**Exercise goal**:
Filter the listing below, copying every line in which the word "label" appears.

(Entries taken from a collection)
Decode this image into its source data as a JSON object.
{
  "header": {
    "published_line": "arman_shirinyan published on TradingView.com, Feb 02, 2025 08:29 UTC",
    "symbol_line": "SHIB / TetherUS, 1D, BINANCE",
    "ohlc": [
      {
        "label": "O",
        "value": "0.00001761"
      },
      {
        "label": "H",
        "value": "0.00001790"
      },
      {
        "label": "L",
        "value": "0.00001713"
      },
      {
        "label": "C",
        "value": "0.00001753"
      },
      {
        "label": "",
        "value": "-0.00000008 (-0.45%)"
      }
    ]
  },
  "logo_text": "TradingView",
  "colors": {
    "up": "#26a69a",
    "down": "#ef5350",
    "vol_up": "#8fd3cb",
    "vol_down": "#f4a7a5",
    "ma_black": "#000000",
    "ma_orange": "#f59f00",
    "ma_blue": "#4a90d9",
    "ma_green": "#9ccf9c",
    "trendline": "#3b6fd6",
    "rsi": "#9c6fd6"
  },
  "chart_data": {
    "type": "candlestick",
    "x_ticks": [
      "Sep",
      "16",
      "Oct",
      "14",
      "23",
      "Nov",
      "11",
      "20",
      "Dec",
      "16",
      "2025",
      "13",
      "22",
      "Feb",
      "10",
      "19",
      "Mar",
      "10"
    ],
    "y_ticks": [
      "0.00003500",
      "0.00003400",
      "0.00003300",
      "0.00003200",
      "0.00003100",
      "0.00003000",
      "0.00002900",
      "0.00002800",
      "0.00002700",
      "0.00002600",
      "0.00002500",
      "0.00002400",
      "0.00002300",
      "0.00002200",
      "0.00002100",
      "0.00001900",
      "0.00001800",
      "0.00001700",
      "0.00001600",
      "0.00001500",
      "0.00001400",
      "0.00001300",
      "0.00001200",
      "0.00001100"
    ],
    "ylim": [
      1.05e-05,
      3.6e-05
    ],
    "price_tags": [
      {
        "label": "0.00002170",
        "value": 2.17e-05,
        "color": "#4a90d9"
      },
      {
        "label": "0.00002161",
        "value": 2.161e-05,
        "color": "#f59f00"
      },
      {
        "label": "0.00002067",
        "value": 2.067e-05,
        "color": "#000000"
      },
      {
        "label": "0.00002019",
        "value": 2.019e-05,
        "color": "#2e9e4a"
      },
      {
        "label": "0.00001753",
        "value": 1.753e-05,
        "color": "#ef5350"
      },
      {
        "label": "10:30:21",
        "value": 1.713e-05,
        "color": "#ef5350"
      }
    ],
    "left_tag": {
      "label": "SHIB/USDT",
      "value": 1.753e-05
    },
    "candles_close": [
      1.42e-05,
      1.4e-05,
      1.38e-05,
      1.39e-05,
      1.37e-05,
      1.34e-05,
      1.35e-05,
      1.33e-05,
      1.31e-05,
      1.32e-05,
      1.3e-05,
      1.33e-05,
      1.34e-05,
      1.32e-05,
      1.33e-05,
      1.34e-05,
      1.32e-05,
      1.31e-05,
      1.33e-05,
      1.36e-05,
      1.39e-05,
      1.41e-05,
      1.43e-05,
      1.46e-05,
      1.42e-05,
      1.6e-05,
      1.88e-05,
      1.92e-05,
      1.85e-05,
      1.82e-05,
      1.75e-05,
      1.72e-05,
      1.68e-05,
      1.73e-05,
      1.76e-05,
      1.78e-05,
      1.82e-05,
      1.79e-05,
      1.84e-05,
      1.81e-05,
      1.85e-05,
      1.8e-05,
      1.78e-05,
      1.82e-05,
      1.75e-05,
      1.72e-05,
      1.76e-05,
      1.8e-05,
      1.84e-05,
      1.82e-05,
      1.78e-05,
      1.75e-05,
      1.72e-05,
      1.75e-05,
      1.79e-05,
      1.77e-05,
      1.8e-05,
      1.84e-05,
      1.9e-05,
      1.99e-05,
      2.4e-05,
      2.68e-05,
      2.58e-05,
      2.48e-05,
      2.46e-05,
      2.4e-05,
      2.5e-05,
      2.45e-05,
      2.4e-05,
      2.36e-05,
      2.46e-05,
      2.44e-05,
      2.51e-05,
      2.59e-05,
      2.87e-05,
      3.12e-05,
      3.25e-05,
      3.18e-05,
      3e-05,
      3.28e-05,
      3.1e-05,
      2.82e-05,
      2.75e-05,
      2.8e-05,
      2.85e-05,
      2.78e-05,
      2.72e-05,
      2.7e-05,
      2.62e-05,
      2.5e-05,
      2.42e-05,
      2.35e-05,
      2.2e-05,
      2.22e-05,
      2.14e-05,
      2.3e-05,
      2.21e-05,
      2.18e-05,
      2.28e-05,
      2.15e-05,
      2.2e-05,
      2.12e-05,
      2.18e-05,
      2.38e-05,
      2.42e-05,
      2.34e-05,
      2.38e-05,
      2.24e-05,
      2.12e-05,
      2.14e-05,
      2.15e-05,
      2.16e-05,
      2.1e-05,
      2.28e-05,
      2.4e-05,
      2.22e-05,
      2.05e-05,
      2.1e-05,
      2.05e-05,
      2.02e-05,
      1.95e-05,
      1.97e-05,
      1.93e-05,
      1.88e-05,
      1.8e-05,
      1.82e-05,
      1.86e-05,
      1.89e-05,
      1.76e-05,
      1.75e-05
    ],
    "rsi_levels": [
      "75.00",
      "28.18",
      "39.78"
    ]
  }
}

**Solution to this exercise**:
        "label": "O",
        "label": "H",
        "label": "L",
        "label": "C",
        "label": "",
        "label": "0.00002170",
        "label": "0.00002161",
        "label": "0.00002067",
        "label": "0.00002019",
        "label": "0.00001753",
        "label": "10:30:21",
      "label": "SHIB/USDT",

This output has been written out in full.